§ **What is asked**
Copy the entries word for word, starting at the very first line and ending with the line that contains "brand-name[interactable]: Diktatorial [82, 63, 174, 87]", including both of those lines.

— Start of Records for this task —

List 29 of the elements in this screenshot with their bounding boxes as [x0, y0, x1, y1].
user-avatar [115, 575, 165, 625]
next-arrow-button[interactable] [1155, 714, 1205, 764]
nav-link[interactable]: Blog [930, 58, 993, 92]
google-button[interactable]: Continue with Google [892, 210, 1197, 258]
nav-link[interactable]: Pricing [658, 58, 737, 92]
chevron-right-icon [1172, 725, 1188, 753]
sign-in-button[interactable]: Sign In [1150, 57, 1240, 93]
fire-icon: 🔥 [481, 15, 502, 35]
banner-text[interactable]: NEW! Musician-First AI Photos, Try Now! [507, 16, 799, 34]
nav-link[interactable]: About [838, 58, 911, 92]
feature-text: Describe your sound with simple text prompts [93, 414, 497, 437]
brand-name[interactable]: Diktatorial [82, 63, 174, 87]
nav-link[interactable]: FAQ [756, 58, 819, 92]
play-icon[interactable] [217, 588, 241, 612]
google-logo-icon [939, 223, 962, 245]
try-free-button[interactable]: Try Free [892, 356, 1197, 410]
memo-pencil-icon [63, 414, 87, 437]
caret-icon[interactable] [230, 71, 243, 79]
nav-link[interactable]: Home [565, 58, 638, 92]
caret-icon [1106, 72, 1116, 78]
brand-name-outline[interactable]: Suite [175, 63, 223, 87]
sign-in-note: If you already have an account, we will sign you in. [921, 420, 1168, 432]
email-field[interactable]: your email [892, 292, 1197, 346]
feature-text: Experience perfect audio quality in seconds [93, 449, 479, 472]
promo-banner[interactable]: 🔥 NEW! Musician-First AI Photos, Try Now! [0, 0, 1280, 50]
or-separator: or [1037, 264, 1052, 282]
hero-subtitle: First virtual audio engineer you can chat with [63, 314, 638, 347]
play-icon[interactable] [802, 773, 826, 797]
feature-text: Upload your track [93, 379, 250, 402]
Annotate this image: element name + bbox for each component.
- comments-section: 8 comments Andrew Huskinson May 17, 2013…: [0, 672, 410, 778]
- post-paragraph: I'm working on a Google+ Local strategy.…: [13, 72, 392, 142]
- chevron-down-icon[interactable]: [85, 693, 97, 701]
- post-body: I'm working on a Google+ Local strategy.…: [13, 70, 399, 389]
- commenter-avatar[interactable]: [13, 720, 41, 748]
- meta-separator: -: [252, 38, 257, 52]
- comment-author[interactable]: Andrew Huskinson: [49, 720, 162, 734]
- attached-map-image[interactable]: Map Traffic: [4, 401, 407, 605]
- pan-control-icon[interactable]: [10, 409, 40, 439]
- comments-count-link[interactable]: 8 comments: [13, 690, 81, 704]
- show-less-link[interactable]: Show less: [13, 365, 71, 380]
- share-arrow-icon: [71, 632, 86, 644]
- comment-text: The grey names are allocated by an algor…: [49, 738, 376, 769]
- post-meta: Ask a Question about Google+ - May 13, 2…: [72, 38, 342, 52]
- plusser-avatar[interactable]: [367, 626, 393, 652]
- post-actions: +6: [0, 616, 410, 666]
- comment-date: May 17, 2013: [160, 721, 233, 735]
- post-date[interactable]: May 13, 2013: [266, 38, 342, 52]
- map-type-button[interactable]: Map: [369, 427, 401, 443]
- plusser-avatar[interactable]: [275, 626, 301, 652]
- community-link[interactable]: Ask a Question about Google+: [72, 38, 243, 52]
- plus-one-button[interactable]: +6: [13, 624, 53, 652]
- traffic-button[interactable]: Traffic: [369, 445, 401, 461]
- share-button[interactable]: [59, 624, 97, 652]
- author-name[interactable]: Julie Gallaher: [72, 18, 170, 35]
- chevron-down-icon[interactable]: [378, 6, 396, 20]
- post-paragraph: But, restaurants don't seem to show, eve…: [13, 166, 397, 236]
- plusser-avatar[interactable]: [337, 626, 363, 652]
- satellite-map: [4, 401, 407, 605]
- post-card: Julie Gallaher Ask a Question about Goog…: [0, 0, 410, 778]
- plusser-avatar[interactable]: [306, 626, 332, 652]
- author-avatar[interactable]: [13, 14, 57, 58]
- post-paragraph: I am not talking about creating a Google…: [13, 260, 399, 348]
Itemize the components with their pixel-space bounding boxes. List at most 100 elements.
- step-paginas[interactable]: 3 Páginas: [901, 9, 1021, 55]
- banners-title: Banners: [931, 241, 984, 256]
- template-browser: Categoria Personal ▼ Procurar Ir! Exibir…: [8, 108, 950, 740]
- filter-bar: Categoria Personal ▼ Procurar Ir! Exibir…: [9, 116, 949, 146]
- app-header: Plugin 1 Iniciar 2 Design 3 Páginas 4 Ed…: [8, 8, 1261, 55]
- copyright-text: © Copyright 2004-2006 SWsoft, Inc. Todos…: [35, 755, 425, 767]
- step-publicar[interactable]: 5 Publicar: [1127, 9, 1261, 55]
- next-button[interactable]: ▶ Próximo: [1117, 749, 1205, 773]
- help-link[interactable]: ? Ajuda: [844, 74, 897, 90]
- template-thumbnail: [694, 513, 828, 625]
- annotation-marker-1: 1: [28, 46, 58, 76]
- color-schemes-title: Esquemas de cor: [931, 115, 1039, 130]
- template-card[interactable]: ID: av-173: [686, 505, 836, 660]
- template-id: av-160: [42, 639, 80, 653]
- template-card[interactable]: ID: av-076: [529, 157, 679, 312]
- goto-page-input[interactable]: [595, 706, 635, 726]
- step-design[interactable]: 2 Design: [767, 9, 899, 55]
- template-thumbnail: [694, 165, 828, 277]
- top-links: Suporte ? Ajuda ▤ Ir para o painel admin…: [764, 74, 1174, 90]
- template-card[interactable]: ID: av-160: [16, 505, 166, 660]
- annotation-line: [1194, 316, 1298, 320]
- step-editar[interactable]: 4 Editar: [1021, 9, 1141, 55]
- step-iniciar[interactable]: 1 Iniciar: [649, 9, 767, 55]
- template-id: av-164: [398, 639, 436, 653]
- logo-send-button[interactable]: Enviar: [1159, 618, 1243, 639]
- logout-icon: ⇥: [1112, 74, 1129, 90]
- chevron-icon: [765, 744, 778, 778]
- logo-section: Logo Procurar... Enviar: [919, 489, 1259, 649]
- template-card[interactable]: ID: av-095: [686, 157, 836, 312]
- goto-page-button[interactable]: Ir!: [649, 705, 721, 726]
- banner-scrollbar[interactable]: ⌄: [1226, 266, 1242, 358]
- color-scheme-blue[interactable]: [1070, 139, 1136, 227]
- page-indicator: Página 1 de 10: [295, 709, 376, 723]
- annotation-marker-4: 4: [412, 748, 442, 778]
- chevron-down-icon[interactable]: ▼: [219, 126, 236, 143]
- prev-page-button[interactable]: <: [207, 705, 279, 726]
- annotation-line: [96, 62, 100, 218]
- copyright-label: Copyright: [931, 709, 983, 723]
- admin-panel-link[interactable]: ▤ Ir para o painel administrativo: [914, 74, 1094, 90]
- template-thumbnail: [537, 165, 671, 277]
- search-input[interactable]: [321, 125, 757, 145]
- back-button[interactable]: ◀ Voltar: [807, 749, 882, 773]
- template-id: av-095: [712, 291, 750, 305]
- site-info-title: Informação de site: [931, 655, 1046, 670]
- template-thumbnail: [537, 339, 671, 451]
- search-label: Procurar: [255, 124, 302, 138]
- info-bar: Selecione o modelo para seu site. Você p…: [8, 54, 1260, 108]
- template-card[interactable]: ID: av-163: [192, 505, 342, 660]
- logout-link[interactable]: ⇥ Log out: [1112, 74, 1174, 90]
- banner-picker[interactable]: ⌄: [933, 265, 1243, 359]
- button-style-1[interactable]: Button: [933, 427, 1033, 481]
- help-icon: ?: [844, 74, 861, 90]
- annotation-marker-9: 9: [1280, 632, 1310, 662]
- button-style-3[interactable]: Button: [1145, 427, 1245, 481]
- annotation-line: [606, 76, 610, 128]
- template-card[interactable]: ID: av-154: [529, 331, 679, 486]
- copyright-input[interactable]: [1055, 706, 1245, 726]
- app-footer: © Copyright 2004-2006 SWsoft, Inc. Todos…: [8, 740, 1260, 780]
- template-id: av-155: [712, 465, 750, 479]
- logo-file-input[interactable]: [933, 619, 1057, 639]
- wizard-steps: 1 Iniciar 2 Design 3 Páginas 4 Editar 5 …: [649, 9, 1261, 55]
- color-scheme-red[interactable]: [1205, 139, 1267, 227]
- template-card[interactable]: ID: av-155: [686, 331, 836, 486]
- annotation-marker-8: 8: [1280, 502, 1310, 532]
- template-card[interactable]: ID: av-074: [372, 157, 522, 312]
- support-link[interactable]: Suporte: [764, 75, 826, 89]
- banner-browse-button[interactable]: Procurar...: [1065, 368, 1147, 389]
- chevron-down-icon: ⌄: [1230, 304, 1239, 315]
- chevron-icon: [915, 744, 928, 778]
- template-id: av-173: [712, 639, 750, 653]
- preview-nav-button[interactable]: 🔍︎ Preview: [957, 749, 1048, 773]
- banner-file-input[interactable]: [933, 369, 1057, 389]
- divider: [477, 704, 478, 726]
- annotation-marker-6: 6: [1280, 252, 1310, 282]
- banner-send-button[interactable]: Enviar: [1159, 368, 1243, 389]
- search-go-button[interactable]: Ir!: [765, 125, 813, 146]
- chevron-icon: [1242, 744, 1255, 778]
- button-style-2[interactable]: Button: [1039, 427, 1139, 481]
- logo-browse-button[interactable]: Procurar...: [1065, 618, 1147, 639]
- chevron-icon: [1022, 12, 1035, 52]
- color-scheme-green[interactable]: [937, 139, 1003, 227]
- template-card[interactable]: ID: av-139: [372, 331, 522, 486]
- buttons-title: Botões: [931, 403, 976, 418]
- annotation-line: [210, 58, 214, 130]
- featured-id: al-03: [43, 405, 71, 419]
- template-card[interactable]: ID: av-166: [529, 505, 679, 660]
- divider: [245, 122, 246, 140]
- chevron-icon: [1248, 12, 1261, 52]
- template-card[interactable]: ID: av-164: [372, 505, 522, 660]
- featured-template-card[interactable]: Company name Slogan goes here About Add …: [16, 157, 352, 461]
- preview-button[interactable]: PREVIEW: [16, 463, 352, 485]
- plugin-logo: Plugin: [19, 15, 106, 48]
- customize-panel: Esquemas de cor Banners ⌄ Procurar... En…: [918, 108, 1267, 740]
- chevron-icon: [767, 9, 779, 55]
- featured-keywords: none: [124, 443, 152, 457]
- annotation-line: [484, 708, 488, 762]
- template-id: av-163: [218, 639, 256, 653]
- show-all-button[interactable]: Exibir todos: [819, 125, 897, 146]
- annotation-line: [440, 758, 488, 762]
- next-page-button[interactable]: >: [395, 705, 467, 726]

— End of Records for this task —

§ **Solved problem**
List 29 of the elements in this screenshot with their bounding boxes as [x0, y0, x1, y1].
user-avatar [115, 575, 165, 625]
next-arrow-button[interactable] [1155, 714, 1205, 764]
nav-link[interactable]: Blog [930, 58, 993, 92]
google-button[interactable]: Continue with Google [892, 210, 1197, 258]
nav-link[interactable]: Pricing [658, 58, 737, 92]
chevron-right-icon [1172, 725, 1188, 753]
sign-in-button[interactable]: Sign In [1150, 57, 1240, 93]
fire-icon: 🔥 [481, 15, 502, 35]
banner-text[interactable]: NEW! Musician-First AI Photos, Try Now! [507, 16, 799, 34]
nav-link[interactable]: About [838, 58, 911, 92]
feature-text: Describe your sound with simple text prompts [93, 414, 497, 437]
brand-name[interactable]: Diktatorial [82, 63, 174, 87]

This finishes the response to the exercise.